» **Exercise prompt**:
Check each line of the records below for the word "text" and copy those where it appears.

== Entries supplied

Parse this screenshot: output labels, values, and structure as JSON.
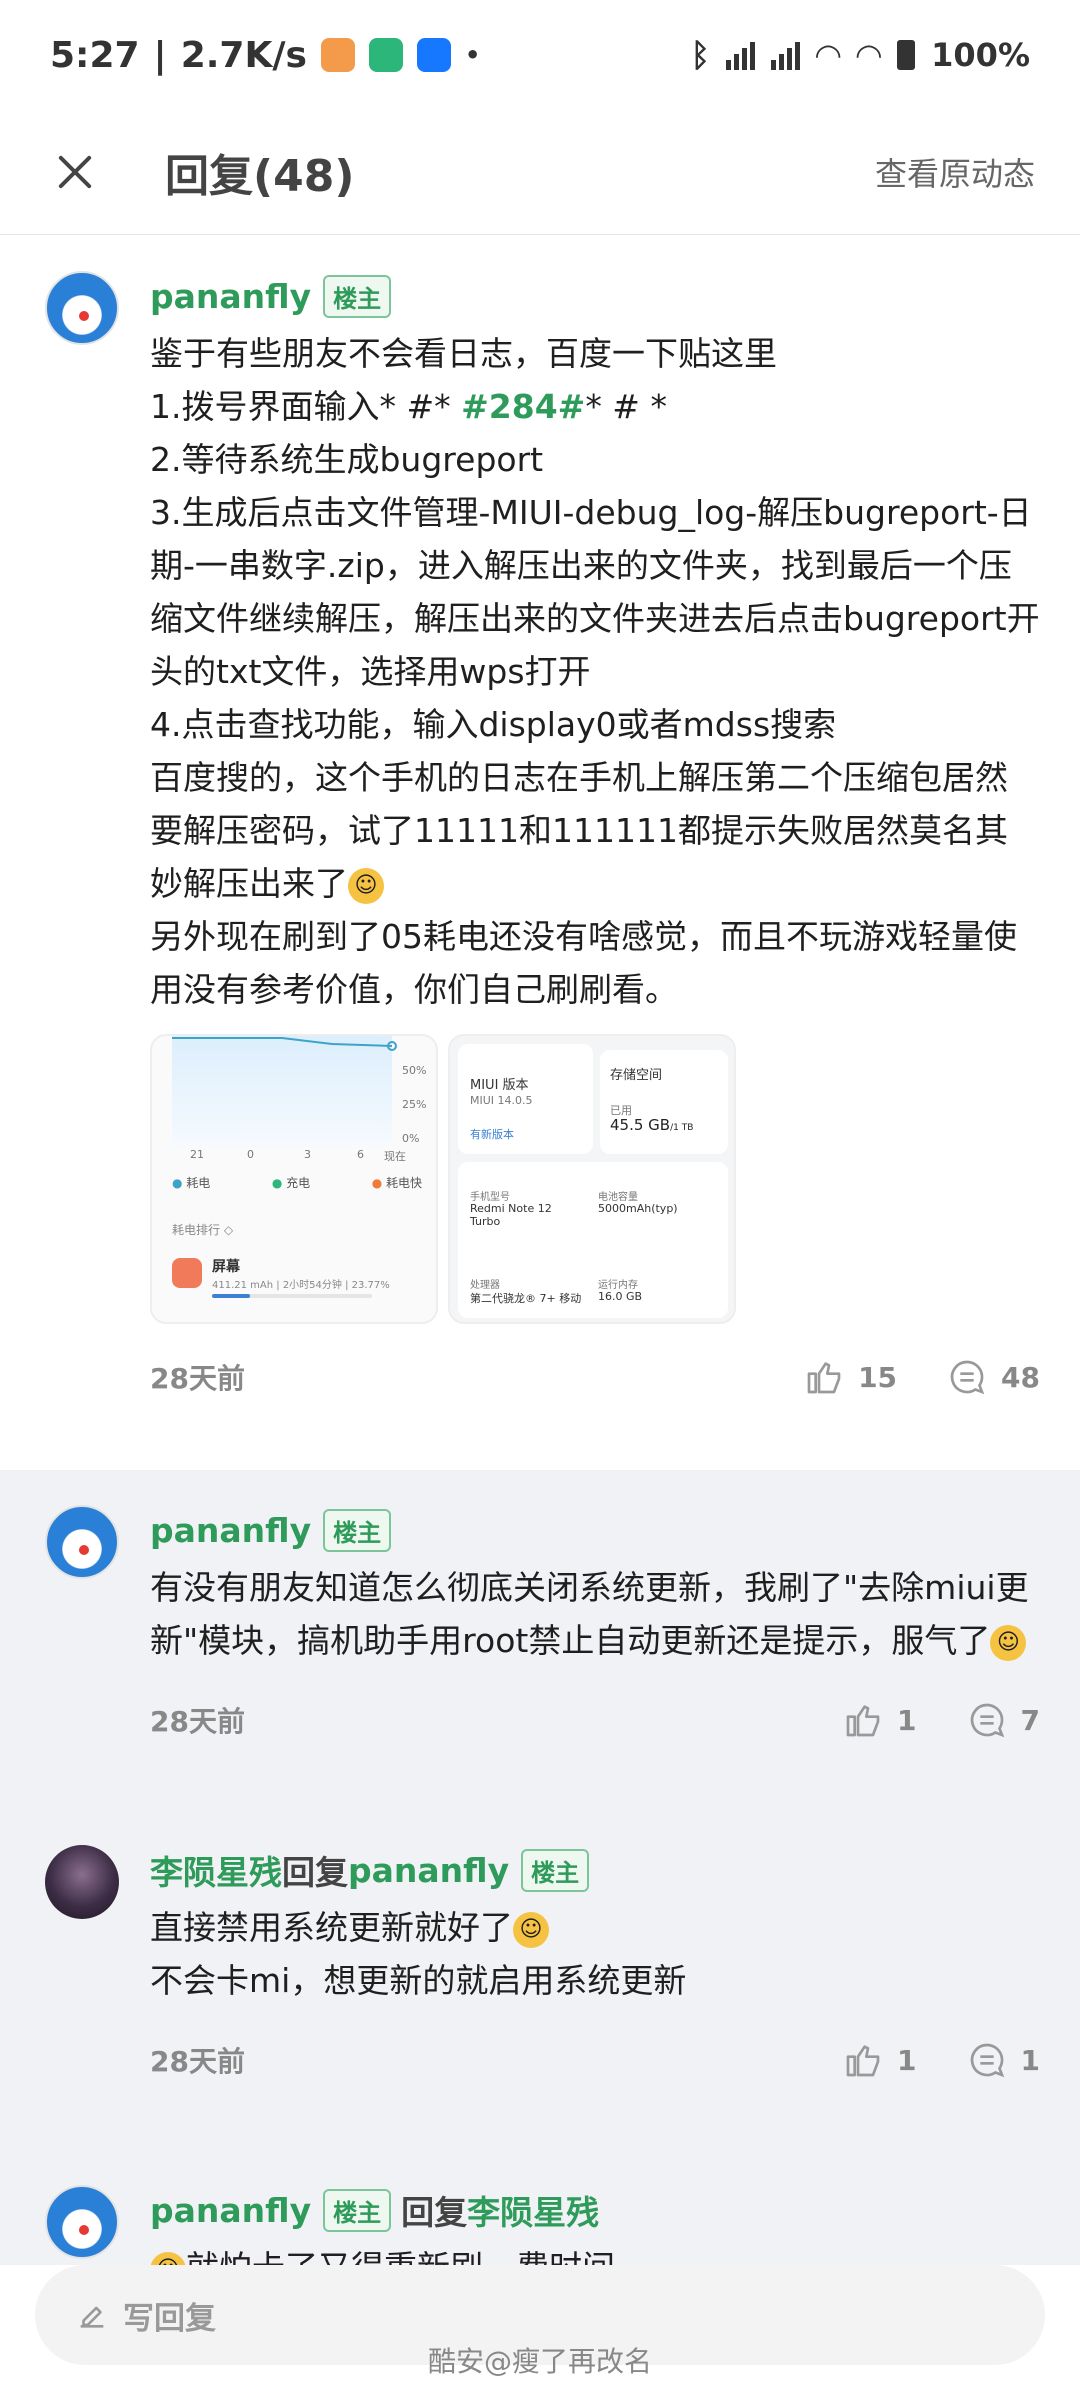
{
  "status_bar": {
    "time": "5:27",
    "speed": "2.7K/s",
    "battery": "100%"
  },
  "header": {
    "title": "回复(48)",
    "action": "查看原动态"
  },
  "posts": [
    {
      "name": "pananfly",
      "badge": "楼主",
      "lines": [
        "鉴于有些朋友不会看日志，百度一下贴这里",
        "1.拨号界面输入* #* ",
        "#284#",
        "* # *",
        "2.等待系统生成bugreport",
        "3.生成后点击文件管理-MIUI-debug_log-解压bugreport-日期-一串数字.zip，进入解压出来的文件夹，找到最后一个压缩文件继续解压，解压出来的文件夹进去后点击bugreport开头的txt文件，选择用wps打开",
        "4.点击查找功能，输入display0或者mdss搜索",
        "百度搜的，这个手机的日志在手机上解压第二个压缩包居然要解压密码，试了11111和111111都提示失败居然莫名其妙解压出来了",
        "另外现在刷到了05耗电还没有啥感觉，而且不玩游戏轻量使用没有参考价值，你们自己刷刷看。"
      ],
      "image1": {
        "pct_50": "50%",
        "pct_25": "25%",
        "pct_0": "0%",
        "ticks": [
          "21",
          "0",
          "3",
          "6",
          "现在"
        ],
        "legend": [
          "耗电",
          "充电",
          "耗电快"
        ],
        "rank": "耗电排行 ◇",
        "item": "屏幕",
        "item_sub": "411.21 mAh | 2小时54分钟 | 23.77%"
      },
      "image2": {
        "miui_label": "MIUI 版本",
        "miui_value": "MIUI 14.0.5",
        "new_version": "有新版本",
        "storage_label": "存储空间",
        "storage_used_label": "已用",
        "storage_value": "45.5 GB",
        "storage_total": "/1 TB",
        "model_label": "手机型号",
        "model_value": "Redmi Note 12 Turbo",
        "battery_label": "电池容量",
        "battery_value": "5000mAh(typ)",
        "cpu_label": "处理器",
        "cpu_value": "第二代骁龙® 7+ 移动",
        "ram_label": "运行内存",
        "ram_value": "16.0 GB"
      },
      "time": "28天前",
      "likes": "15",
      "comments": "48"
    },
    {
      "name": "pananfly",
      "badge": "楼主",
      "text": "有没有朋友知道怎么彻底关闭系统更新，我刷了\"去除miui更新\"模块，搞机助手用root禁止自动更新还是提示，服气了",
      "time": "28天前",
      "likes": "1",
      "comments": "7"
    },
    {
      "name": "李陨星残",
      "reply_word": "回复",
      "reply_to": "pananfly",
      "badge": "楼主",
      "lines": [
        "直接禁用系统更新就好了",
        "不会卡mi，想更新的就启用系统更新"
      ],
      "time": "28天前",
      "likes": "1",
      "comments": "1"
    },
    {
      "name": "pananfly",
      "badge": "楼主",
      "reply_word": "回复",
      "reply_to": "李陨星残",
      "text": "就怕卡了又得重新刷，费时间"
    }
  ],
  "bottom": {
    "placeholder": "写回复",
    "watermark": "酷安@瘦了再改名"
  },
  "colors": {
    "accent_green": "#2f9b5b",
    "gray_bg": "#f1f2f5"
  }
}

====

» **Full response**:
      "text": "有没有朋友知道怎么彻底关闭系统更新，我刷了\"去除miui更新\"模块，搞机助手用root禁止自动更新还是提示，服气了",
      "text": "就怕卡了又得重新刷，费时间"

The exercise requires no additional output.